YOUR OBJECTIVE
State the number of lines below in which the word "structure" appears. Nothing else belongs in the answer.

RECORDS TO PROCESS
(begin)

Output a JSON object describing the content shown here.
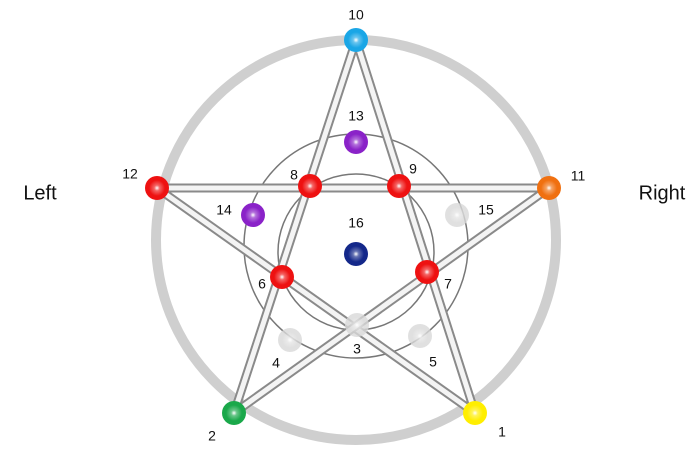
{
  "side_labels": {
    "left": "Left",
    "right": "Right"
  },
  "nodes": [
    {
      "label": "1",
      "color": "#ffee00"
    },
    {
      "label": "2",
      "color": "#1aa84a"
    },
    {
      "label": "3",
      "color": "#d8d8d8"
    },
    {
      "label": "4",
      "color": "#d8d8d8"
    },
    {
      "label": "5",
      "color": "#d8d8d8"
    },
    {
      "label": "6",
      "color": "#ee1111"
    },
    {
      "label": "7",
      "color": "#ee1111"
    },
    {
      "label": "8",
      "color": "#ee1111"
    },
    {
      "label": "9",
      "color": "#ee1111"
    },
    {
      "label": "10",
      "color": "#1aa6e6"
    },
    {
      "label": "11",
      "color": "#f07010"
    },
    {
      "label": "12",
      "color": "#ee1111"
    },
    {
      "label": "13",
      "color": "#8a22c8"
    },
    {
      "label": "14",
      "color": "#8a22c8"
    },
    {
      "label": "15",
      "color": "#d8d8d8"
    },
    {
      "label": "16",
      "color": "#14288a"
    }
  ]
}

(end)
(begin)

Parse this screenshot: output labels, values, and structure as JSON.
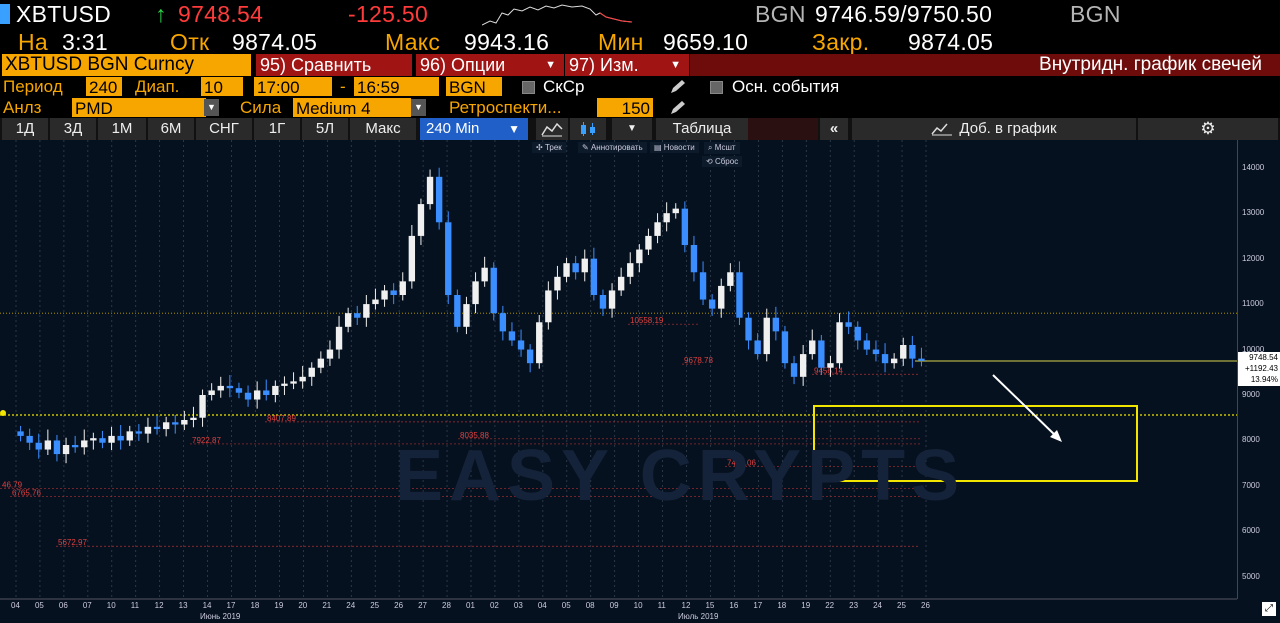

(end)
(begin)

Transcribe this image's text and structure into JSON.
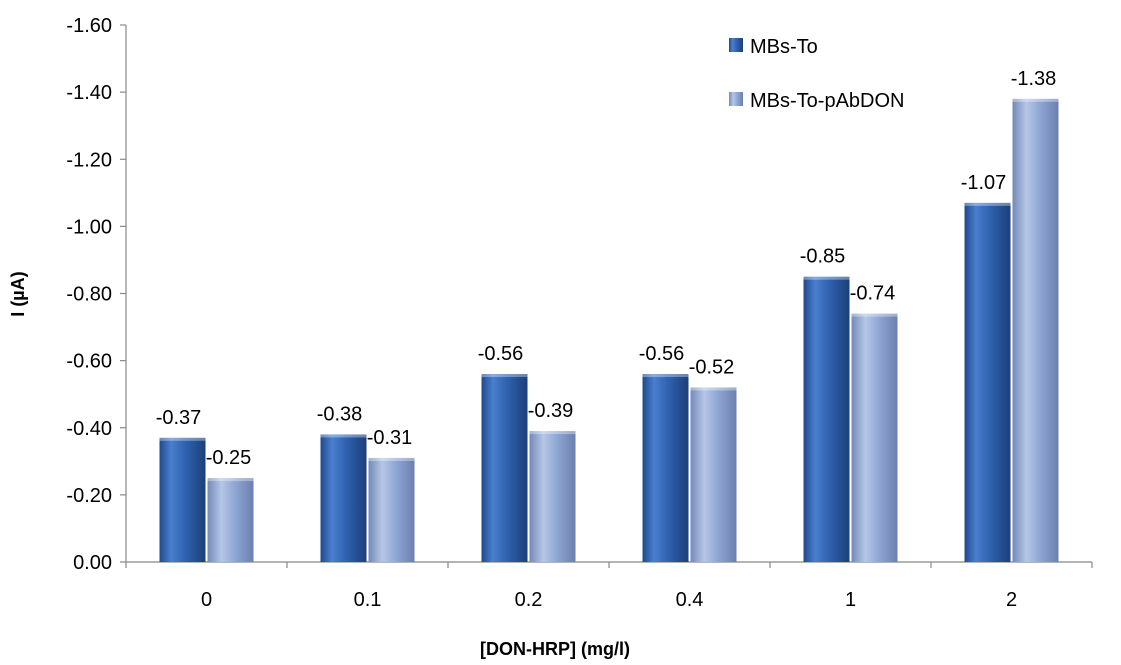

(end)

TASK RESPONSE
2